Begin Extracted material
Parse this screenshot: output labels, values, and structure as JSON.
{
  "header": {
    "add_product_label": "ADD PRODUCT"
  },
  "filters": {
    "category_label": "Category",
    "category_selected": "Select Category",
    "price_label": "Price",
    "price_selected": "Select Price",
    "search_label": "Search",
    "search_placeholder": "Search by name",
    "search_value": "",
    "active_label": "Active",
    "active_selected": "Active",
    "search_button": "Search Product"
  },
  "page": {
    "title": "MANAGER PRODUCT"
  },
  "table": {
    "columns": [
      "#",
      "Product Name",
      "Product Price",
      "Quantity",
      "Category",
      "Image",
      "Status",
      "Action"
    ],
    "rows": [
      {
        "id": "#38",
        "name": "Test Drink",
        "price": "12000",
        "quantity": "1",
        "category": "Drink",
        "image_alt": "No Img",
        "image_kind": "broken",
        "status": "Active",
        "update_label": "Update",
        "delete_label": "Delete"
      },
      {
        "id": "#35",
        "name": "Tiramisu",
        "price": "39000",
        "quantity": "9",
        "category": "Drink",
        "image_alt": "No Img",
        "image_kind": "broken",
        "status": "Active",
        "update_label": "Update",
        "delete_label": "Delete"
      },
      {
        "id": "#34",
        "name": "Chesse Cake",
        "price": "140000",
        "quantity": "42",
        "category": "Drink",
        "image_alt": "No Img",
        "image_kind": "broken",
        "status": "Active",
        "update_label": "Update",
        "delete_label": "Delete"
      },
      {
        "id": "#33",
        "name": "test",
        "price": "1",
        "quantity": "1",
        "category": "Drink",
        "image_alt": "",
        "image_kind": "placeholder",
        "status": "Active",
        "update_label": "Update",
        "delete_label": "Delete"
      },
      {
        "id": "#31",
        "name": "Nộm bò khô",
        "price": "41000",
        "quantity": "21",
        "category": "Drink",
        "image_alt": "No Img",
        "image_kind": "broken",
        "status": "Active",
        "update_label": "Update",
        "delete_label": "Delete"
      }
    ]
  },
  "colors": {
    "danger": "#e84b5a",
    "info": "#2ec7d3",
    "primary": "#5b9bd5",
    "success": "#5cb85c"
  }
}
End Extracted material
- Set task -
Give all the records again. Match them exactly.

- Answer for the task -
Parse this screenshot: output labels, values, and structure as JSON.
{
  "header": {
    "add_product_label": "ADD PRODUCT"
  },
  "filters": {
    "category_label": "Category",
    "category_selected": "Select Category",
    "price_label": "Price",
    "price_selected": "Select Price",
    "search_label": "Search",
    "search_placeholder": "Search by name",
    "search_value": "",
    "active_label": "Active",
    "active_selected": "Active",
    "search_button": "Search Product"
  },
  "page": {
    "title": "MANAGER PRODUCT"
  },
  "table": {
    "columns": [
      "#",
      "Product Name",
      "Product Price",
      "Quantity",
      "Category",
      "Image",
      "Status",
      "Action"
    ],
    "rows": [
      {
        "id": "#38",
        "name": "Test Drink",
        "price": "12000",
        "quantity": "1",
        "category": "Drink",
        "image_alt": "No Img",
        "image_kind": "broken",
        "status": "Active",
        "update_label": "Update",
        "delete_label": "Delete"
      },
      {
        "id": "#35",
        "name": "Tiramisu",
        "price": "39000",
        "quantity": "9",
        "category": "Drink",
        "image_alt": "No Img",
        "image_kind": "broken",
        "status": "Active",
        "update_label": "Update",
        "delete_label": "Delete"
      },
      {
        "id": "#34",
        "name": "Chesse Cake",
        "price": "140000",
        "quantity": "42",
        "category": "Drink",
        "image_alt": "No Img",
        "image_kind": "broken",
        "status": "Active",
        "update_label": "Update",
        "delete_label": "Delete"
      },
      {
        "id": "#33",
        "name": "test",
        "price": "1",
        "quantity": "1",
        "category": "Drink",
        "image_alt": "",
        "image_kind": "placeholder",
        "status": "Active",
        "update_label": "Update",
        "delete_label": "Delete"
      },
      {
        "id": "#31",
        "name": "Nộm bò khô",
        "price": "41000",
        "quantity": "21",
        "category": "Drink",
        "image_alt": "No Img",
        "image_kind": "broken",
        "status": "Active",
        "update_label": "Update",
        "delete_label": "Delete"
      }
    ]
  },
  "colors": {
    "danger": "#e84b5a",
    "info": "#2ec7d3",
    "primary": "#5b9bd5",
    "success": "#5cb85c"
  }
}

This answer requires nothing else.